_Task instructions_.
Go through the entries below and print each one exactly, leaving out pictures.

_Record excerpts_.
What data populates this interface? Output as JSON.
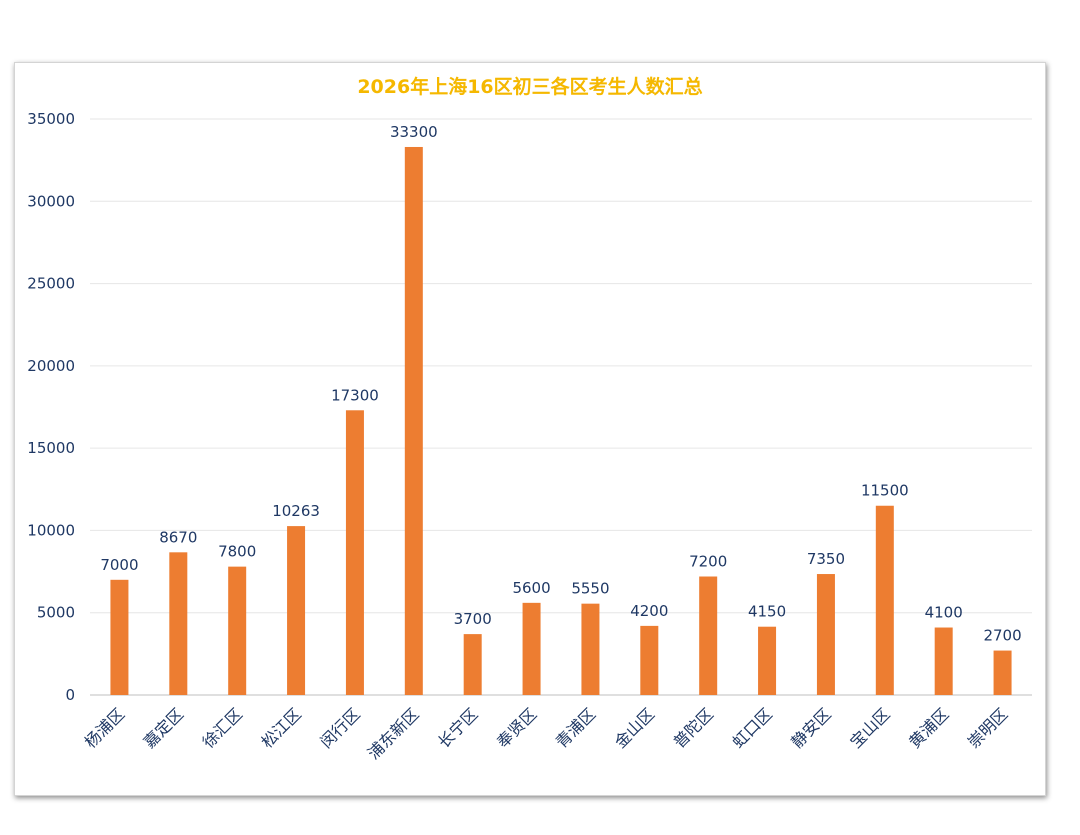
{
  "chart_data": {
    "type": "bar",
    "title": "2026年上海16区初三各区考生人数汇总",
    "categories": [
      "杨浦区",
      "嘉定区",
      "徐汇区",
      "松江区",
      "闵行区",
      "浦东新区",
      "长宁区",
      "奉贤区",
      "青浦区",
      "金山区",
      "普陀区",
      "虹口区",
      "静安区",
      "宝山区",
      "黄浦区",
      "崇明区"
    ],
    "values": [
      7000,
      8670,
      7800,
      10263,
      17300,
      33300,
      3700,
      5600,
      5550,
      4200,
      7200,
      4150,
      7350,
      11500,
      4100,
      2700
    ],
    "ylim": [
      0,
      35000
    ],
    "yticks": [
      0,
      5000,
      10000,
      15000,
      20000,
      25000,
      30000,
      35000
    ],
    "xlabel": "",
    "ylabel": "",
    "grid": true,
    "legend": "none",
    "colors": {
      "bar": "#ed7d31",
      "title": "#f5b800",
      "text": "#1f3864",
      "grid": "#e6e6e6"
    }
  }
}
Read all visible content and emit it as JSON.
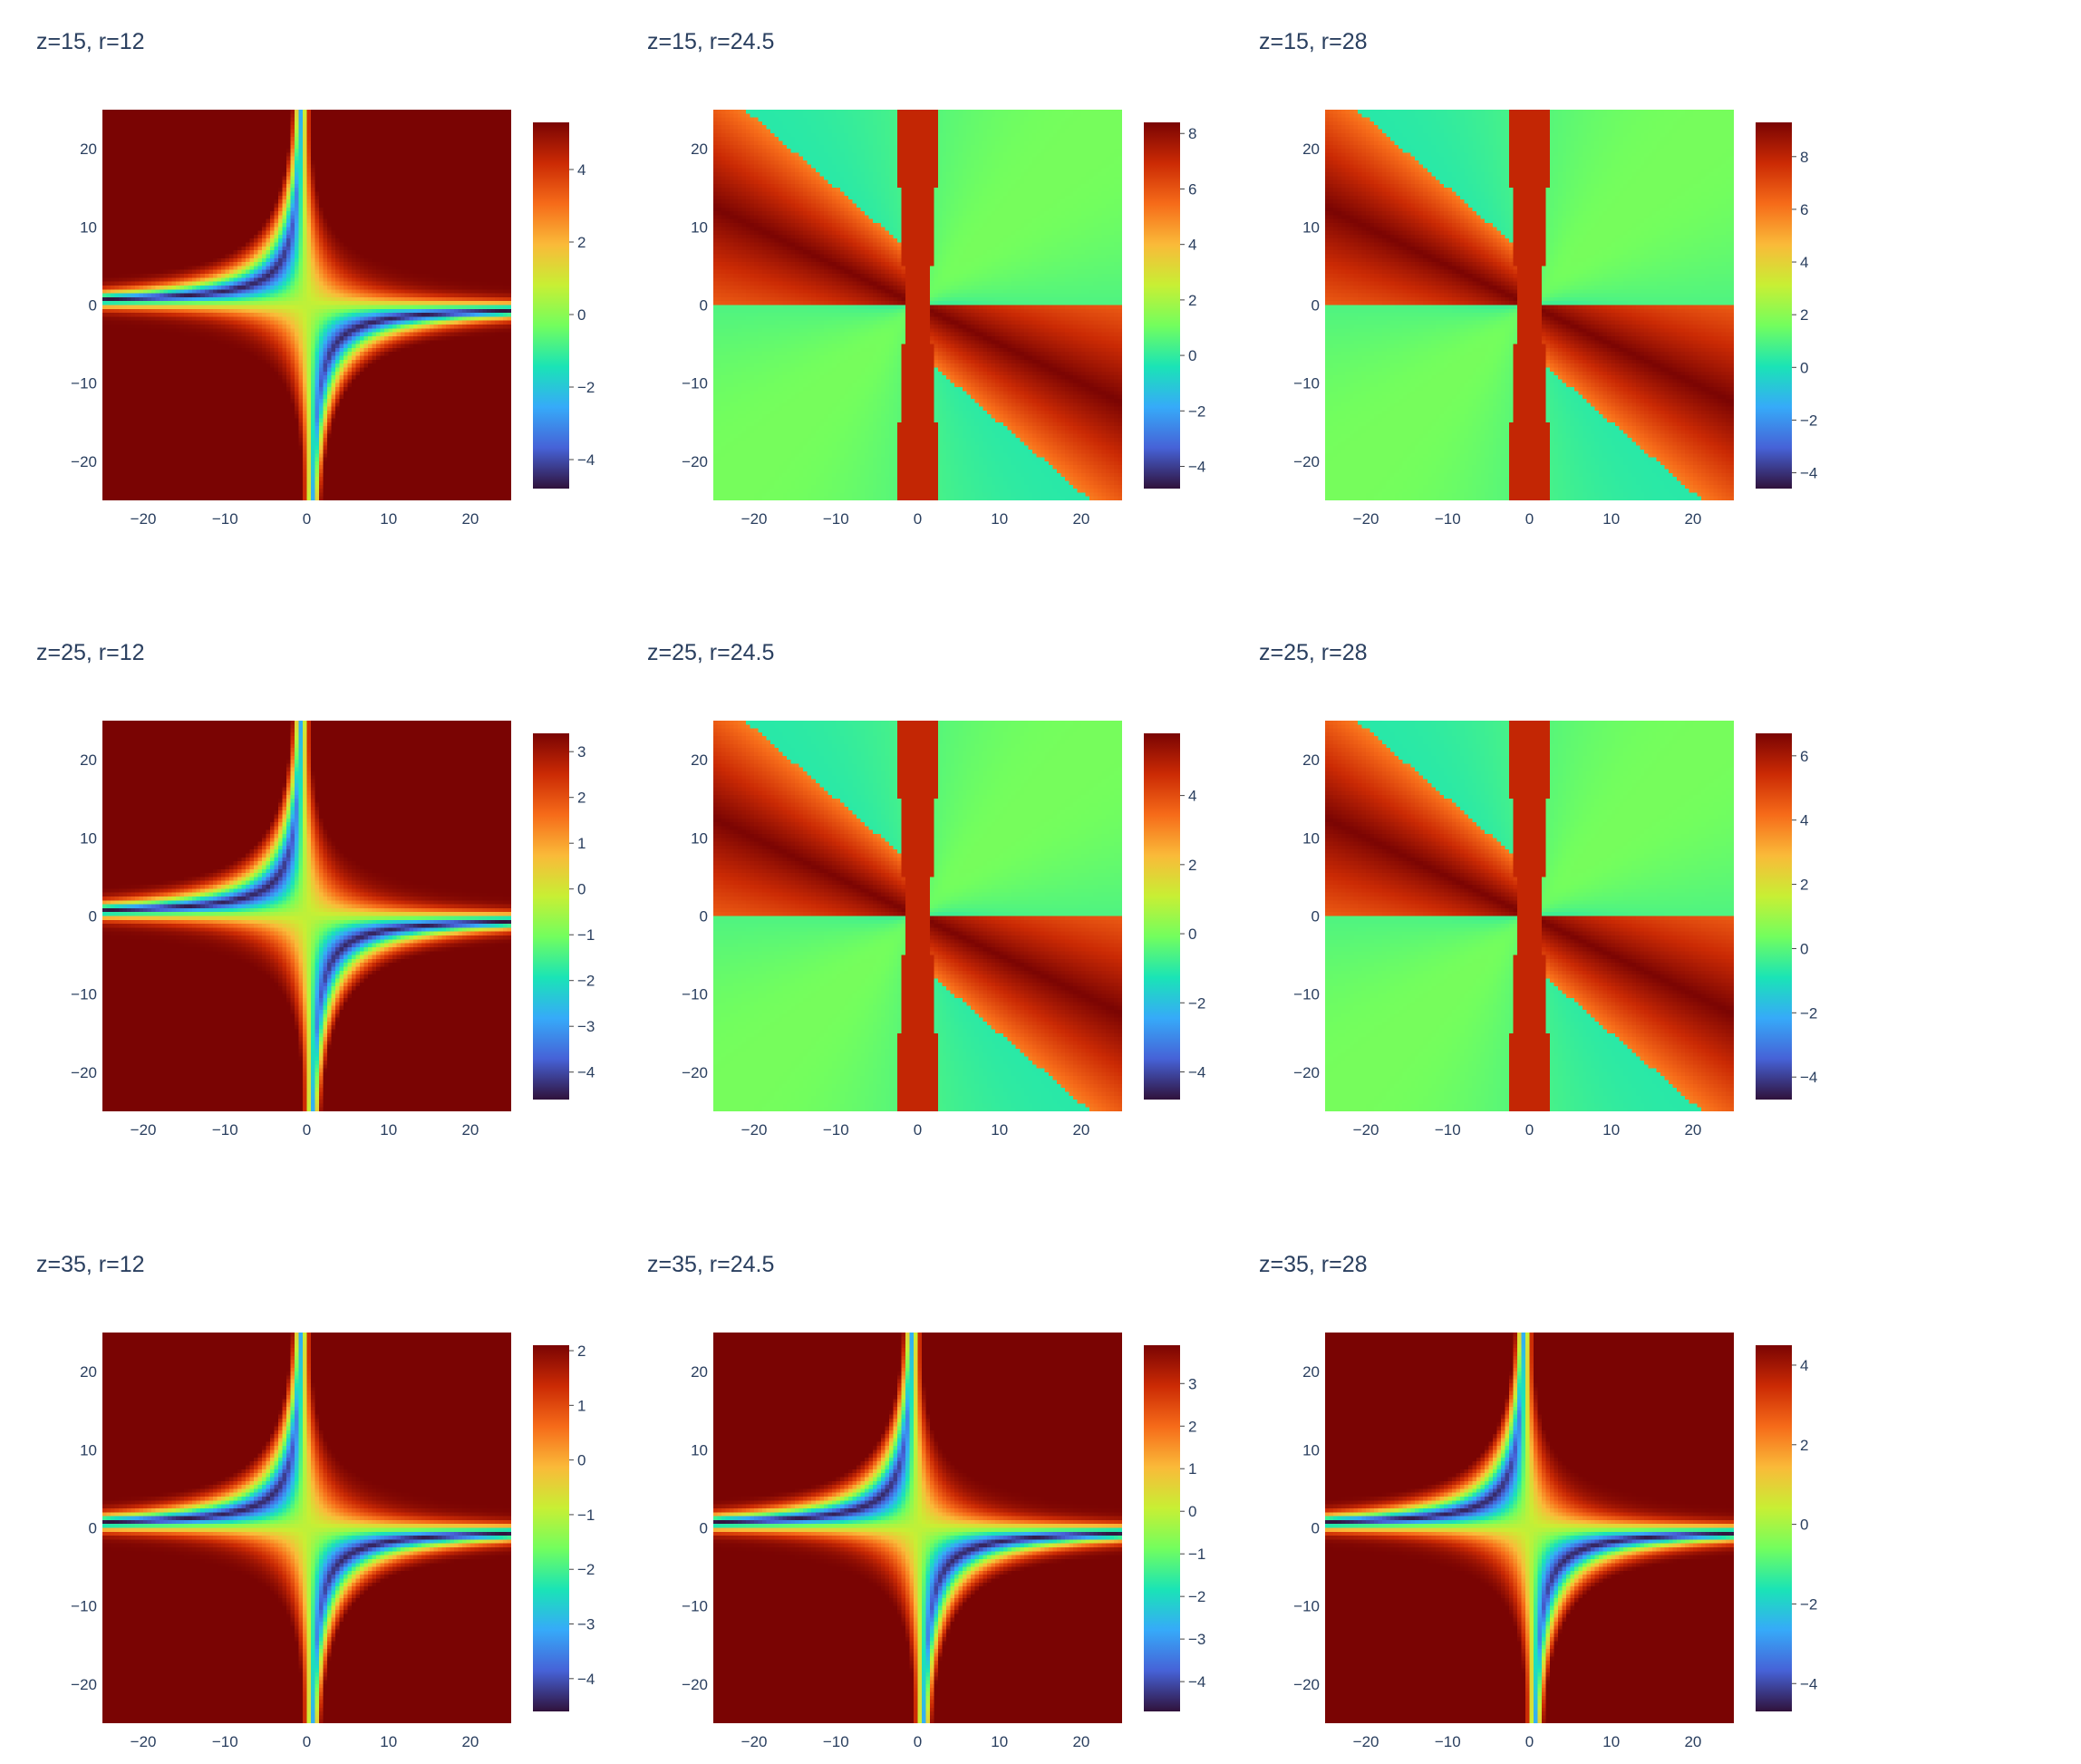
{
  "colorscale": {
    "name": "turbo",
    "stops": [
      "#30123b",
      "#4662d7",
      "#36aaf9",
      "#1ae4b6",
      "#72fe5e",
      "#c8ef34",
      "#faba39",
      "#f66b19",
      "#cb2a04",
      "#7a0403"
    ]
  },
  "chart_data": [
    {
      "type": "heatmap",
      "title": "z=15, r=12",
      "mode": "smooth",
      "r": 12,
      "z": 15,
      "xlim": [
        -25,
        25
      ],
      "ylim": [
        -25,
        25
      ],
      "x_ticks": [
        -20,
        -10,
        0,
        10,
        20
      ],
      "y_ticks": [
        -20,
        -10,
        0,
        10,
        20
      ],
      "zlim": [
        -4.8,
        5.3
      ],
      "colorbar_ticks": [
        -4,
        -2,
        0,
        2,
        4
      ]
    },
    {
      "type": "heatmap",
      "title": "z=15, r=24.5",
      "mode": "wrapped",
      "r": 24.5,
      "z": 15,
      "xlim": [
        -25,
        25
      ],
      "ylim": [
        -25,
        25
      ],
      "x_ticks": [
        -20,
        -10,
        0,
        10,
        20
      ],
      "y_ticks": [
        -20,
        -10,
        0,
        10,
        20
      ],
      "zlim": [
        -4.8,
        8.4
      ],
      "colorbar_ticks": [
        -4,
        -2,
        0,
        2,
        4,
        6,
        8
      ]
    },
    {
      "type": "heatmap",
      "title": "z=15, r=28",
      "mode": "wrapped",
      "r": 28,
      "z": 15,
      "xlim": [
        -25,
        25
      ],
      "ylim": [
        -25,
        25
      ],
      "x_ticks": [
        -20,
        -10,
        0,
        10,
        20
      ],
      "y_ticks": [
        -20,
        -10,
        0,
        10,
        20
      ],
      "zlim": [
        -4.6,
        9.3
      ],
      "colorbar_ticks": [
        -4,
        -2,
        0,
        2,
        4,
        6,
        8
      ]
    },
    {
      "type": "heatmap",
      "title": "z=25, r=12",
      "mode": "smooth",
      "r": 12,
      "z": 25,
      "xlim": [
        -25,
        25
      ],
      "ylim": [
        -25,
        25
      ],
      "x_ticks": [
        -20,
        -10,
        0,
        10,
        20
      ],
      "y_ticks": [
        -20,
        -10,
        0,
        10,
        20
      ],
      "zlim": [
        -4.6,
        3.4
      ],
      "colorbar_ticks": [
        -4,
        -3,
        -2,
        -1,
        0,
        1,
        2,
        3
      ]
    },
    {
      "type": "heatmap",
      "title": "z=25, r=24.5",
      "mode": "wrapped",
      "r": 24.5,
      "z": 25,
      "xlim": [
        -25,
        25
      ],
      "ylim": [
        -25,
        25
      ],
      "x_ticks": [
        -20,
        -10,
        0,
        10,
        20
      ],
      "y_ticks": [
        -20,
        -10,
        0,
        10,
        20
      ],
      "zlim": [
        -4.8,
        5.8
      ],
      "colorbar_ticks": [
        -4,
        -2,
        0,
        2,
        4
      ]
    },
    {
      "type": "heatmap",
      "title": "z=25, r=28",
      "mode": "wrapped",
      "r": 28,
      "z": 25,
      "xlim": [
        -25,
        25
      ],
      "ylim": [
        -25,
        25
      ],
      "x_ticks": [
        -20,
        -10,
        0,
        10,
        20
      ],
      "y_ticks": [
        -20,
        -10,
        0,
        10,
        20
      ],
      "zlim": [
        -4.7,
        6.7
      ],
      "colorbar_ticks": [
        -4,
        -2,
        0,
        2,
        4,
        6
      ]
    },
    {
      "type": "heatmap",
      "title": "z=35, r=12",
      "mode": "smooth",
      "r": 12,
      "z": 35,
      "xlim": [
        -25,
        25
      ],
      "ylim": [
        -25,
        25
      ],
      "x_ticks": [
        -20,
        -10,
        0,
        10,
        20
      ],
      "y_ticks": [
        -20,
        -10,
        0,
        10,
        20
      ],
      "zlim": [
        -4.6,
        2.1
      ],
      "colorbar_ticks": [
        -4,
        -3,
        -2,
        -1,
        0,
        1,
        2
      ]
    },
    {
      "type": "heatmap",
      "title": "z=35, r=24.5",
      "mode": "smooth",
      "r": 24.5,
      "z": 35,
      "xlim": [
        -25,
        25
      ],
      "ylim": [
        -25,
        25
      ],
      "x_ticks": [
        -20,
        -10,
        0,
        10,
        20
      ],
      "y_ticks": [
        -20,
        -10,
        0,
        10,
        20
      ],
      "zlim": [
        -4.7,
        3.9
      ],
      "colorbar_ticks": [
        -4,
        -3,
        -2,
        -1,
        0,
        1,
        2,
        3
      ]
    },
    {
      "type": "heatmap",
      "title": "z=35, r=28",
      "mode": "smooth",
      "r": 28,
      "z": 35,
      "xlim": [
        -25,
        25
      ],
      "ylim": [
        -25,
        25
      ],
      "x_ticks": [
        -20,
        -10,
        0,
        10,
        20
      ],
      "y_ticks": [
        -20,
        -10,
        0,
        10,
        20
      ],
      "zlim": [
        -4.7,
        4.5
      ],
      "colorbar_ticks": [
        -4,
        -2,
        0,
        2,
        4
      ]
    }
  ]
}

_Final result_.
What data populates this interface? Output as JSON.
{
  "chart_data": {
    "type": "bar",
    "title": "2026年上海16区初三各区考生人数汇总",
    "categories": [
      "杨浦区",
      "嘉定区",
      "徐汇区",
      "松江区",
      "闵行区",
      "浦东新区",
      "长宁区",
      "奉贤区",
      "青浦区",
      "金山区",
      "普陀区",
      "虹口区",
      "静安区",
      "宝山区",
      "黄浦区",
      "崇明区"
    ],
    "values": [
      7000,
      8670,
      7800,
      10263,
      17300,
      33300,
      3700,
      5600,
      5550,
      4200,
      7200,
      4150,
      7350,
      11500,
      4100,
      2700
    ],
    "ylim": [
      0,
      35000
    ],
    "yticks": [
      0,
      5000,
      10000,
      15000,
      20000,
      25000,
      30000,
      35000
    ],
    "xlabel": "",
    "ylabel": "",
    "grid": true,
    "legend": "none",
    "colors": {
      "bar": "#ed7d31",
      "title": "#f5b800",
      "text": "#1f3864",
      "grid": "#e6e6e6"
    }
  }
}
Read all visible content and emit it as JSON.
{
  "colorscale": {
    "name": "turbo",
    "stops": [
      "#30123b",
      "#4662d7",
      "#36aaf9",
      "#1ae4b6",
      "#72fe5e",
      "#c8ef34",
      "#faba39",
      "#f66b19",
      "#cb2a04",
      "#7a0403"
    ]
  },
  "chart_data": [
    {
      "type": "heatmap",
      "title": "z=15, r=12",
      "mode": "smooth",
      "r": 12,
      "z": 15,
      "xlim": [
        -25,
        25
      ],
      "ylim": [
        -25,
        25
      ],
      "x_ticks": [
        -20,
        -10,
        0,
        10,
        20
      ],
      "y_ticks": [
        -20,
        -10,
        0,
        10,
        20
      ],
      "zlim": [
        -4.8,
        5.3
      ],
      "colorbar_ticks": [
        -4,
        -2,
        0,
        2,
        4
      ]
    },
    {
      "type": "heatmap",
      "title": "z=15, r=24.5",
      "mode": "wrapped",
      "r": 24.5,
      "z": 15,
      "xlim": [
        -25,
        25
      ],
      "ylim": [
        -25,
        25
      ],
      "x_ticks": [
        -20,
        -10,
        0,
        10,
        20
      ],
      "y_ticks": [
        -20,
        -10,
        0,
        10,
        20
      ],
      "zlim": [
        -4.8,
        8.4
      ],
      "colorbar_ticks": [
        -4,
        -2,
        0,
        2,
        4,
        6,
        8
      ]
    },
    {
      "type": "heatmap",
      "title": "z=15, r=28",
      "mode": "wrapped",
      "r": 28,
      "z": 15,
      "xlim": [
        -25,
        25
      ],
      "ylim": [
        -25,
        25
      ],
      "x_ticks": [
        -20,
        -10,
        0,
        10,
        20
      ],
      "y_ticks": [
        -20,
        -10,
        0,
        10,
        20
      ],
      "zlim": [
        -4.6,
        9.3
      ],
      "colorbar_ticks": [
        -4,
        -2,
        0,
        2,
        4,
        6,
        8
      ]
    },
    {
      "type": "heatmap",
      "title": "z=25, r=12",
      "mode": "smooth",
      "r": 12,
      "z": 25,
      "xlim": [
        -25,
        25
      ],
      "ylim": [
        -25,
        25
      ],
      "x_ticks": [
        -20,
        -10,
        0,
        10,
        20
      ],
      "y_ticks": [
        -20,
        -10,
        0,
        10,
        20
      ],
      "zlim": [
        -4.6,
        3.4
      ],
      "colorbar_ticks": [
        -4,
        -3,
        -2,
        -1,
        0,
        1,
        2,
        3
      ]
    },
    {
      "type": "heatmap",
      "title": "z=25, r=24.5",
      "mode": "wrapped",
      "r": 24.5,
      "z": 25,
      "xlim": [
        -25,
        25
      ],
      "ylim": [
        -25,
        25
      ],
      "x_ticks": [
        -20,
        -10,
        0,
        10,
        20
      ],
      "y_ticks": [
        -20,
        -10,
        0,
        10,
        20
      ],
      "zlim": [
        -4.8,
        5.8
      ],
      "colorbar_ticks": [
        -4,
        -2,
        0,
        2,
        4
      ]
    },
    {
      "type": "heatmap",
      "title": "z=25, r=28",
      "mode": "wrapped",
      "r": 28,
      "z": 25,
      "xlim": [
        -25,
        25
      ],
      "ylim": [
        -25,
        25
      ],
      "x_ticks": [
        -20,
        -10,
        0,
        10,
        20
      ],
      "y_ticks": [
        -20,
        -10,
        0,
        10,
        20
      ],
      "zlim": [
        -4.7,
        6.7
      ],
      "colorbar_ticks": [
        -4,
        -2,
        0,
        2,
        4,
        6
      ]
    },
    {
      "type": "heatmap",
      "title": "z=35, r=12",
      "mode": "smooth",
      "r": 12,
      "z": 35,
      "xlim": [
        -25,
        25
      ],
      "ylim": [
        -25,
        25
      ],
      "x_ticks": [
        -20,
        -10,
        0,
        10,
        20
      ],
      "y_ticks": [
        -20,
        -10,
        0,
        10,
        20
      ],
      "zlim": [
        -4.6,
        2.1
      ],
      "colorbar_ticks": [
        -4,
        -3,
        -2,
        -1,
        0,
        1,
        2
      ]
    },
    {
      "type": "heatmap",
      "title": "z=35, r=24.5",
      "mode": "smooth",
      "r": 24.5,
      "z": 35,
      "xlim": [
        -25,
        25
      ],
      "ylim": [
        -25,
        25
      ],
      "x_ticks": [
        -20,
        -10,
        0,
        10,
        20
      ],
      "y_ticks": [
        -20,
        -10,
        0,
        10,
        20
      ],
      "zlim": [
        -4.7,
        3.9
      ],
      "colorbar_ticks": [
        -4,
        -3,
        -2,
        -1,
        0,
        1,
        2,
        3
      ]
    },
    {
      "type": "heatmap",
      "title": "z=35, r=28",
      "mode": "smooth",
      "r": 28,
      "z": 35,
      "xlim": [
        -25,
        25
      ],
      "ylim": [
        -25,
        25
      ],
      "x_ticks": [
        -20,
        -10,
        0,
        10,
        20
      ],
      "y_ticks": [
        -20,
        -10,
        0,
        10,
        20
      ],
      "zlim": [
        -4.7,
        4.5
      ],
      "colorbar_ticks": [
        -4,
        -2,
        0,
        2,
        4
      ]
    }
  ]
}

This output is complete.